### REQUIRED WORK
Below are the records; pull every line that includes "down".

╔══

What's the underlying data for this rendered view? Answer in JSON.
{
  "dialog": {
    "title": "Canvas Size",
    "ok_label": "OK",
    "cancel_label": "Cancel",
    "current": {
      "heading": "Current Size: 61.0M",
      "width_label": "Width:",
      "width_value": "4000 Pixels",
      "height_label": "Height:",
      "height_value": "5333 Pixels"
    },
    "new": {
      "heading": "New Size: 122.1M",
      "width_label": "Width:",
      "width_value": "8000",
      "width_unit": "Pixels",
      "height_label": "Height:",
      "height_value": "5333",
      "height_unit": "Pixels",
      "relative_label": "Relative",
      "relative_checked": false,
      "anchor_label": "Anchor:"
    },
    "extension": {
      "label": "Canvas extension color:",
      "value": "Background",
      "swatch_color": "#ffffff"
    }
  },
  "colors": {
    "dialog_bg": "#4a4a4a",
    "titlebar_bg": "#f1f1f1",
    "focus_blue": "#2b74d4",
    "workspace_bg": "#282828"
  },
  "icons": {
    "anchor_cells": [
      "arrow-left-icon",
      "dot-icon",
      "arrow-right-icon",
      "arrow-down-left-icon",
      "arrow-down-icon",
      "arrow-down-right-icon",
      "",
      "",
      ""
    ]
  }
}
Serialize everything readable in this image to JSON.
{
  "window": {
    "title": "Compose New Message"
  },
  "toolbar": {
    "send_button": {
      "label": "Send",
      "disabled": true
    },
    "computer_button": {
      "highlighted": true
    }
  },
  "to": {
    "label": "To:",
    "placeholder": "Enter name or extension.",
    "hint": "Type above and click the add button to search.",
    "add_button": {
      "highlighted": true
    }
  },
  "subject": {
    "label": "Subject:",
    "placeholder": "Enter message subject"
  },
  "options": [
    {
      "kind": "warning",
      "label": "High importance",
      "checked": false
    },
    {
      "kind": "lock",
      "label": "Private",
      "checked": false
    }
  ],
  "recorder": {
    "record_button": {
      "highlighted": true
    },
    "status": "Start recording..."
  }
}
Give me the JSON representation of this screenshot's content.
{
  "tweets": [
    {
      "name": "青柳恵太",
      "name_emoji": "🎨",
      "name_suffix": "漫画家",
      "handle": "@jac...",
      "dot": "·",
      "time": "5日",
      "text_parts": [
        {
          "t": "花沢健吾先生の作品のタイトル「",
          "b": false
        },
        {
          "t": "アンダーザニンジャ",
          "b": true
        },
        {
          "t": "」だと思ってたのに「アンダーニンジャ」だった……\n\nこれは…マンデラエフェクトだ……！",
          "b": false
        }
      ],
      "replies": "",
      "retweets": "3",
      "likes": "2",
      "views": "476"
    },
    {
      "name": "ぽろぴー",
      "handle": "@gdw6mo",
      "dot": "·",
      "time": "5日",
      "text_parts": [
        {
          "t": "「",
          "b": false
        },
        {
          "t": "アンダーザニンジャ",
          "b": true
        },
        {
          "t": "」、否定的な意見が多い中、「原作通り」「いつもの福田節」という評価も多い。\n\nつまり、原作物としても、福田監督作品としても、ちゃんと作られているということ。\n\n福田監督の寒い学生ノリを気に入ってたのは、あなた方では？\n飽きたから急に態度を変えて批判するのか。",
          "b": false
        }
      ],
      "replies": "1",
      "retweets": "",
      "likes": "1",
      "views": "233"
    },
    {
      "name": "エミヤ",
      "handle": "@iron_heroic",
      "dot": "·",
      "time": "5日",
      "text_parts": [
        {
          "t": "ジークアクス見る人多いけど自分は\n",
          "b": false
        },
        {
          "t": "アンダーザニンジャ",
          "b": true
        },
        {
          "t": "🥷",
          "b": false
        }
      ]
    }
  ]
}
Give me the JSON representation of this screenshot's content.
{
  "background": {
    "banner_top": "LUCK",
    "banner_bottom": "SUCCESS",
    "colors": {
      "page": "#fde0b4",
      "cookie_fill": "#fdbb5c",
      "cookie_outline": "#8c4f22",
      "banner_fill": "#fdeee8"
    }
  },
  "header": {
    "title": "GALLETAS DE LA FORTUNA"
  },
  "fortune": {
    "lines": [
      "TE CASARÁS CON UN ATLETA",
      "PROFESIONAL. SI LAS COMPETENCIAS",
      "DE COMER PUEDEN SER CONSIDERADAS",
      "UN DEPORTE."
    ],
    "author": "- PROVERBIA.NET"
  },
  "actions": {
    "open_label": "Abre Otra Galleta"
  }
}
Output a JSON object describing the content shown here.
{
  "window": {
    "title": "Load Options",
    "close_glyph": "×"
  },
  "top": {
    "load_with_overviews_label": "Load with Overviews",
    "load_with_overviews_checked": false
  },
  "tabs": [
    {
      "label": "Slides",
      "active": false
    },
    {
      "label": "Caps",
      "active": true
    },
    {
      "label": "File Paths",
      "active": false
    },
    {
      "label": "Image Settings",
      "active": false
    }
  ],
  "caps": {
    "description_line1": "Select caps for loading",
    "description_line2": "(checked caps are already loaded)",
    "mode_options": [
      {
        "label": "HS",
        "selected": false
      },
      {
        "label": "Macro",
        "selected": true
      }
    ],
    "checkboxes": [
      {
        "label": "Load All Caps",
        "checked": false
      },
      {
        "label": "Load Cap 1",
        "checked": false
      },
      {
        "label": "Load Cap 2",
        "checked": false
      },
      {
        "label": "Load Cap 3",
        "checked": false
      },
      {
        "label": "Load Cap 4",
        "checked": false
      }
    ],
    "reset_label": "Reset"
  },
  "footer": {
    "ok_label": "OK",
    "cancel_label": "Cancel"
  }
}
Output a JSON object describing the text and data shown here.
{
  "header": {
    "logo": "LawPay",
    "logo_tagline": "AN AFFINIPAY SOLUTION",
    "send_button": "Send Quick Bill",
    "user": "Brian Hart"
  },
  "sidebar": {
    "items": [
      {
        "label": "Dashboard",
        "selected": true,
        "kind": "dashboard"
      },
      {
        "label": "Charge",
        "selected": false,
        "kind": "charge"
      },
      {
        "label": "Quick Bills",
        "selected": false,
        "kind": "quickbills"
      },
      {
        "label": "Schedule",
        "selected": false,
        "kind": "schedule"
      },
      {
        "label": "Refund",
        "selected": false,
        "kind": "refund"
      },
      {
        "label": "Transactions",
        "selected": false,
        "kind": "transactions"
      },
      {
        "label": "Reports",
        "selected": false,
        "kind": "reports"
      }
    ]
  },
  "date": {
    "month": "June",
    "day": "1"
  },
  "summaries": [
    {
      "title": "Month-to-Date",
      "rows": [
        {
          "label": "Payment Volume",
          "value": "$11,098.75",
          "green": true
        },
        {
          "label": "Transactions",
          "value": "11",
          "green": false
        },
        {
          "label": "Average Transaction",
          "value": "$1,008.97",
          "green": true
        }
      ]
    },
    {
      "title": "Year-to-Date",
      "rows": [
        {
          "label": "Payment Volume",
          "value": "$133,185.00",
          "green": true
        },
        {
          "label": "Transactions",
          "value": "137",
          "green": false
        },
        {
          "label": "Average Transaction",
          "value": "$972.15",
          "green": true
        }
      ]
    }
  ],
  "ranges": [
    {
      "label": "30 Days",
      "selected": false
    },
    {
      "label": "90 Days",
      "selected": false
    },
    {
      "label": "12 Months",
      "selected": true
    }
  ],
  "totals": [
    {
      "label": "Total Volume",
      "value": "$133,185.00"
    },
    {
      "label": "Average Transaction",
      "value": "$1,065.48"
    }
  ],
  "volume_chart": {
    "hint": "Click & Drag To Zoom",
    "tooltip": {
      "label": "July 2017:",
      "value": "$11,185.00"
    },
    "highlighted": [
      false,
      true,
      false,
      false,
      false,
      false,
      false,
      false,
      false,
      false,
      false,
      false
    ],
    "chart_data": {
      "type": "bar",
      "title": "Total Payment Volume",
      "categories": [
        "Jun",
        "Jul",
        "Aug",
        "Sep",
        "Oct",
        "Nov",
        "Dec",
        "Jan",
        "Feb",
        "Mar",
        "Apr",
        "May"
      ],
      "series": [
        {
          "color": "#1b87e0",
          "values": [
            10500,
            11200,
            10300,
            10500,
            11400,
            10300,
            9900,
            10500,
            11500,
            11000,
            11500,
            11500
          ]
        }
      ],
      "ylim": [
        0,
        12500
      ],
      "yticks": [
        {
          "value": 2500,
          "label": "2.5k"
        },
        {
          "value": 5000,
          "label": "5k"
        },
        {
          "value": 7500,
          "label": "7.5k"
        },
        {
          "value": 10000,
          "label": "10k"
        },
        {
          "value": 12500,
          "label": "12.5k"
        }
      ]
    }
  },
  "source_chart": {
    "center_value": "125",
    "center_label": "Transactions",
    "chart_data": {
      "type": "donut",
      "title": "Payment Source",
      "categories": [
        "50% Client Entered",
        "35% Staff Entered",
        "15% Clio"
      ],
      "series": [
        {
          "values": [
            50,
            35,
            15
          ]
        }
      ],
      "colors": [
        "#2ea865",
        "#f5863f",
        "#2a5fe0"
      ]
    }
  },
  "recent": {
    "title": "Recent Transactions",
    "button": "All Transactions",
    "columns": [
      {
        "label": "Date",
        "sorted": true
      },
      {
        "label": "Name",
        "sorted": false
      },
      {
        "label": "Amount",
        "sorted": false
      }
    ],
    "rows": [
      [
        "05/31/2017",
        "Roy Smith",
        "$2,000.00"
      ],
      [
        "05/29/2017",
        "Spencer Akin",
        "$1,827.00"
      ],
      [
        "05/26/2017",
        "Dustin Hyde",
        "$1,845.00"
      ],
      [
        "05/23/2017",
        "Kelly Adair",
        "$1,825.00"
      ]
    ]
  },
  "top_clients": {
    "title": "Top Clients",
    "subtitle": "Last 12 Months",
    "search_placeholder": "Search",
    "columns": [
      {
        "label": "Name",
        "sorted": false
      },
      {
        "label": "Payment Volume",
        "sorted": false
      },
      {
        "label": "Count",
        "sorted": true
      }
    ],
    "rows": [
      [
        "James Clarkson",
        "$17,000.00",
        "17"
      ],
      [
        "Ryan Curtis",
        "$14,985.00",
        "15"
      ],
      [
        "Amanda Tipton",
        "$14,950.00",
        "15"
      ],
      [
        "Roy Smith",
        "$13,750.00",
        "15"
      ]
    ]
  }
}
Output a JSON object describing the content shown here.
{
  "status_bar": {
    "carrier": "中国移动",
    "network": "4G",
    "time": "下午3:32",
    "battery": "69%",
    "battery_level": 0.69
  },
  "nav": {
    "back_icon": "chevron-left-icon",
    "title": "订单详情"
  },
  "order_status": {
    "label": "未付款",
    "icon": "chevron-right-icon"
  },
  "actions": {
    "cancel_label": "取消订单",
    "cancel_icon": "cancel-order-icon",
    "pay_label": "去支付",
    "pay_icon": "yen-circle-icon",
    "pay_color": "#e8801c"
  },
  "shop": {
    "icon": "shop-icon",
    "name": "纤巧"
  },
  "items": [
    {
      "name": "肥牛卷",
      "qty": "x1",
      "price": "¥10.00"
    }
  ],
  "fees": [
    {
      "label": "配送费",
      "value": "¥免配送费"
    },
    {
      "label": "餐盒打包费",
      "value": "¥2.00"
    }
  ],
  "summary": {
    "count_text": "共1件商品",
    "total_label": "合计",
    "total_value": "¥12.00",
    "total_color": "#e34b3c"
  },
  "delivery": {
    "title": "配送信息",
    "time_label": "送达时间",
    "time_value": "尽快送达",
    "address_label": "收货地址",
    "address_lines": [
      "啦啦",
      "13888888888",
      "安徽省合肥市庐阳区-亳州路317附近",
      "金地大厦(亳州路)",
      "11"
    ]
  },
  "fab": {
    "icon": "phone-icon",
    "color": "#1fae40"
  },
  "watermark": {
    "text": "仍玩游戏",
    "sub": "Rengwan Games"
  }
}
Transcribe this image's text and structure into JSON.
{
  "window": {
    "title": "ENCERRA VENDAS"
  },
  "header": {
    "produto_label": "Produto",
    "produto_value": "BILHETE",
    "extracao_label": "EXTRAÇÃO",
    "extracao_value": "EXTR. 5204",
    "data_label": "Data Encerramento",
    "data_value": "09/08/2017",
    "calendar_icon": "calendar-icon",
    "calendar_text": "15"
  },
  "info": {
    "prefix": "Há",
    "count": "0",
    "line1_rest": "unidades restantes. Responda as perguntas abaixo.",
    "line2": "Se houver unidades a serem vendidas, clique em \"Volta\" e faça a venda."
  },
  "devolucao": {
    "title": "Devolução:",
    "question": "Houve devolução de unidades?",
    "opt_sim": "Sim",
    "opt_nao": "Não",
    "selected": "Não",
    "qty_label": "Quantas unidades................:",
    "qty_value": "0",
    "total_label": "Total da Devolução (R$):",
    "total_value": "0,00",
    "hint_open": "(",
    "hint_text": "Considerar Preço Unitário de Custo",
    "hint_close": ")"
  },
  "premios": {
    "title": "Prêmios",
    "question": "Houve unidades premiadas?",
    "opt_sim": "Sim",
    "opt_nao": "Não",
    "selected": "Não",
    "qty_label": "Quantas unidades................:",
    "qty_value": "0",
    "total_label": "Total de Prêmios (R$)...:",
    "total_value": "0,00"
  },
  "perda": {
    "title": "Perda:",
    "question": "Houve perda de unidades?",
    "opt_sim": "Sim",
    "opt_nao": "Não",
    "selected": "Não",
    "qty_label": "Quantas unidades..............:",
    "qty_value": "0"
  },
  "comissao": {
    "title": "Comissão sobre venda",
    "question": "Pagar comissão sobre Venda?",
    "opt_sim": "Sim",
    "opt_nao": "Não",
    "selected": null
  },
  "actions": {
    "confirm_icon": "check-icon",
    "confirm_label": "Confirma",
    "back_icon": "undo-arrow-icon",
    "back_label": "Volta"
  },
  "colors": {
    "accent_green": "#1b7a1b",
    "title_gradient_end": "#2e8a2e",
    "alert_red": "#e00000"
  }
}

╚══

### PROBLEM SOLUTION
      "arrow-down-left-icon",
      "arrow-down-icon",
      "arrow-down-right-icon",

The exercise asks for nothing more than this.